Start of Input rows

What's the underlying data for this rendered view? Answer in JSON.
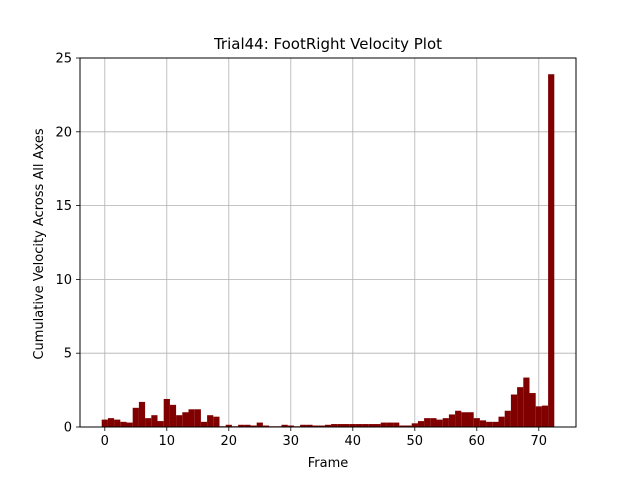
{
  "chart_data": {
    "type": "bar",
    "title": "Trial44: FootRight Velocity Plot",
    "xlabel": "Frame",
    "ylabel": "Cumulative Velocity Across All Axes",
    "xlim": [
      -4,
      76
    ],
    "ylim": [
      0,
      25
    ],
    "xticks": [
      0,
      10,
      20,
      30,
      40,
      50,
      60,
      70
    ],
    "yticks": [
      0,
      5,
      10,
      15,
      20,
      25
    ],
    "grid": true,
    "bar_color": "#800000",
    "x": [
      0,
      1,
      2,
      3,
      4,
      5,
      6,
      7,
      8,
      9,
      10,
      11,
      12,
      13,
      14,
      15,
      16,
      17,
      18,
      19,
      20,
      21,
      22,
      23,
      24,
      25,
      26,
      27,
      28,
      29,
      30,
      31,
      32,
      33,
      34,
      35,
      36,
      37,
      38,
      39,
      40,
      41,
      42,
      43,
      44,
      45,
      46,
      47,
      48,
      49,
      50,
      51,
      52,
      53,
      54,
      55,
      56,
      57,
      58,
      59,
      60,
      61,
      62,
      63,
      64,
      65,
      66,
      67,
      68,
      69,
      70,
      71,
      72
    ],
    "values": [
      0.5,
      0.6,
      0.5,
      0.35,
      0.3,
      1.3,
      1.7,
      0.6,
      0.8,
      0.4,
      1.9,
      1.5,
      0.8,
      1.0,
      1.2,
      1.2,
      0.35,
      0.8,
      0.7,
      0.05,
      0.15,
      0.05,
      0.15,
      0.15,
      0.1,
      0.3,
      0.1,
      0.05,
      0.05,
      0.15,
      0.1,
      0.05,
      0.15,
      0.15,
      0.1,
      0.1,
      0.15,
      0.2,
      0.2,
      0.2,
      0.2,
      0.2,
      0.2,
      0.2,
      0.2,
      0.3,
      0.3,
      0.3,
      0.1,
      0.1,
      0.25,
      0.4,
      0.6,
      0.6,
      0.5,
      0.6,
      0.85,
      1.1,
      1.0,
      1.0,
      0.6,
      0.45,
      0.35,
      0.35,
      0.7,
      1.1,
      2.2,
      2.7,
      3.35,
      2.3,
      1.4,
      1.45,
      23.9
    ]
  }
}
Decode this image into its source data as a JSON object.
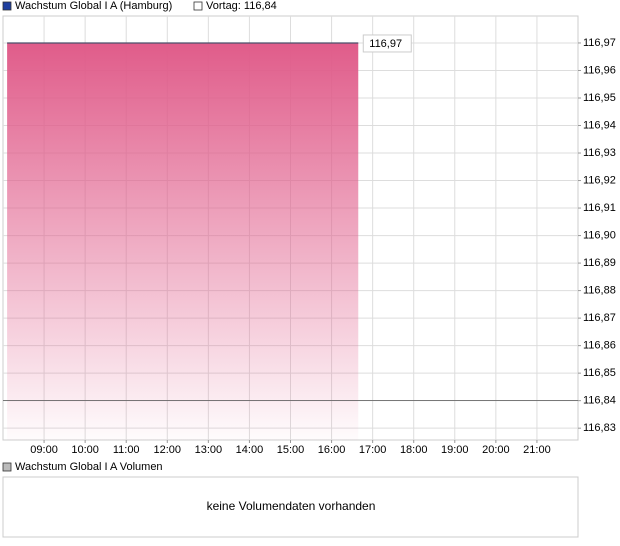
{
  "chart_data": {
    "type": "area",
    "legend": [
      "Wachstum Global I A (Hamburg)",
      "Vortag: 116,84"
    ],
    "previous_close": 116.84,
    "series": [
      {
        "name": "Wachstum Global I A (Hamburg)",
        "color": "#e05c8a",
        "line_color": "#4a4f6a",
        "x": [
          8.1,
          16.65
        ],
        "values": [
          116.97,
          116.97
        ],
        "value_labels": [
          null,
          "116,97"
        ]
      }
    ],
    "xlim": [
      8.0,
      22.0
    ],
    "xticks": [
      {
        "value": 9,
        "label": "09:00"
      },
      {
        "value": 10,
        "label": "10:00"
      },
      {
        "value": 11,
        "label": "11:00"
      },
      {
        "value": 12,
        "label": "12:00"
      },
      {
        "value": 13,
        "label": "13:00"
      },
      {
        "value": 14,
        "label": "14:00"
      },
      {
        "value": 15,
        "label": "15:00"
      },
      {
        "value": 16,
        "label": "16:00"
      },
      {
        "value": 17,
        "label": "17:00"
      },
      {
        "value": 18,
        "label": "18:00"
      },
      {
        "value": 19,
        "label": "19:00"
      },
      {
        "value": 20,
        "label": "20:00"
      },
      {
        "value": 21,
        "label": "21:00"
      }
    ],
    "ylim": [
      116.8257,
      116.9798
    ],
    "yticks": [
      {
        "value": 116.83,
        "label": "116,83"
      },
      {
        "value": 116.84,
        "label": "116,84"
      },
      {
        "value": 116.85,
        "label": "116,85"
      },
      {
        "value": 116.86,
        "label": "116,86"
      },
      {
        "value": 116.87,
        "label": "116,87"
      },
      {
        "value": 116.88,
        "label": "116,88"
      },
      {
        "value": 116.89,
        "label": "116,89"
      },
      {
        "value": 116.9,
        "label": "116,90"
      },
      {
        "value": 116.91,
        "label": "116,91"
      },
      {
        "value": 116.92,
        "label": "116,92"
      },
      {
        "value": 116.93,
        "label": "116,93"
      },
      {
        "value": 116.94,
        "label": "116,94"
      },
      {
        "value": 116.95,
        "label": "116,95"
      },
      {
        "value": 116.96,
        "label": "116,96"
      },
      {
        "value": 116.97,
        "label": "116,97"
      }
    ],
    "grid": true,
    "volume_title": "Wachstum Global I A Volumen",
    "volume_message": "keine Volumendaten vorhanden"
  }
}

End of Input rows

- Task requirements -
Omit every picture, and otherwise quote the entries exactly.

- Worked solution -
What's the underlying data for this rendered view? Answer in JSON.
{
  "chart_data": {
    "type": "bar",
    "title": "Trial44: FootRight Velocity Plot",
    "xlabel": "Frame",
    "ylabel": "Cumulative Velocity Across All Axes",
    "xlim": [
      -4,
      76
    ],
    "ylim": [
      0,
      25
    ],
    "xticks": [
      0,
      10,
      20,
      30,
      40,
      50,
      60,
      70
    ],
    "yticks": [
      0,
      5,
      10,
      15,
      20,
      25
    ],
    "grid": true,
    "bar_color": "#800000",
    "x": [
      0,
      1,
      2,
      3,
      4,
      5,
      6,
      7,
      8,
      9,
      10,
      11,
      12,
      13,
      14,
      15,
      16,
      17,
      18,
      19,
      20,
      21,
      22,
      23,
      24,
      25,
      26,
      27,
      28,
      29,
      30,
      31,
      32,
      33,
      34,
      35,
      36,
      37,
      38,
      39,
      40,
      41,
      42,
      43,
      44,
      45,
      46,
      47,
      48,
      49,
      50,
      51,
      52,
      53,
      54,
      55,
      56,
      57,
      58,
      59,
      60,
      61,
      62,
      63,
      64,
      65,
      66,
      67,
      68,
      69,
      70,
      71,
      72
    ],
    "values": [
      0.5,
      0.6,
      0.5,
      0.35,
      0.3,
      1.3,
      1.7,
      0.6,
      0.8,
      0.4,
      1.9,
      1.5,
      0.8,
      1.0,
      1.2,
      1.2,
      0.35,
      0.8,
      0.7,
      0.05,
      0.15,
      0.05,
      0.15,
      0.15,
      0.1,
      0.3,
      0.1,
      0.05,
      0.05,
      0.15,
      0.1,
      0.05,
      0.15,
      0.15,
      0.1,
      0.1,
      0.15,
      0.2,
      0.2,
      0.2,
      0.2,
      0.2,
      0.2,
      0.2,
      0.2,
      0.3,
      0.3,
      0.3,
      0.1,
      0.1,
      0.25,
      0.4,
      0.6,
      0.6,
      0.5,
      0.6,
      0.85,
      1.1,
      1.0,
      1.0,
      0.6,
      0.45,
      0.35,
      0.35,
      0.7,
      1.1,
      2.2,
      2.7,
      3.35,
      2.3,
      1.4,
      1.45,
      23.9
    ]
  }
}
Decode this image into its source data as a JSON object.
{
  "chart_data": {
    "type": "area",
    "legend": [
      "Wachstum Global I A (Hamburg)",
      "Vortag: 116,84"
    ],
    "previous_close": 116.84,
    "series": [
      {
        "name": "Wachstum Global I A (Hamburg)",
        "color": "#e05c8a",
        "line_color": "#4a4f6a",
        "x": [
          8.1,
          16.65
        ],
        "values": [
          116.97,
          116.97
        ],
        "value_labels": [
          null,
          "116,97"
        ]
      }
    ],
    "xlim": [
      8.0,
      22.0
    ],
    "xticks": [
      {
        "value": 9,
        "label": "09:00"
      },
      {
        "value": 10,
        "label": "10:00"
      },
      {
        "value": 11,
        "label": "11:00"
      },
      {
        "value": 12,
        "label": "12:00"
      },
      {
        "value": 13,
        "label": "13:00"
      },
      {
        "value": 14,
        "label": "14:00"
      },
      {
        "value": 15,
        "label": "15:00"
      },
      {
        "value": 16,
        "label": "16:00"
      },
      {
        "value": 17,
        "label": "17:00"
      },
      {
        "value": 18,
        "label": "18:00"
      },
      {
        "value": 19,
        "label": "19:00"
      },
      {
        "value": 20,
        "label": "20:00"
      },
      {
        "value": 21,
        "label": "21:00"
      }
    ],
    "ylim": [
      116.8257,
      116.9798
    ],
    "yticks": [
      {
        "value": 116.83,
        "label": "116,83"
      },
      {
        "value": 116.84,
        "label": "116,84"
      },
      {
        "value": 116.85,
        "label": "116,85"
      },
      {
        "value": 116.86,
        "label": "116,86"
      },
      {
        "value": 116.87,
        "label": "116,87"
      },
      {
        "value": 116.88,
        "label": "116,88"
      },
      {
        "value": 116.89,
        "label": "116,89"
      },
      {
        "value": 116.9,
        "label": "116,90"
      },
      {
        "value": 116.91,
        "label": "116,91"
      },
      {
        "value": 116.92,
        "label": "116,92"
      },
      {
        "value": 116.93,
        "label": "116,93"
      },
      {
        "value": 116.94,
        "label": "116,94"
      },
      {
        "value": 116.95,
        "label": "116,95"
      },
      {
        "value": 116.96,
        "label": "116,96"
      },
      {
        "value": 116.97,
        "label": "116,97"
      }
    ],
    "grid": true,
    "volume_title": "Wachstum Global I A Volumen",
    "volume_message": "keine Volumendaten vorhanden"
  }
}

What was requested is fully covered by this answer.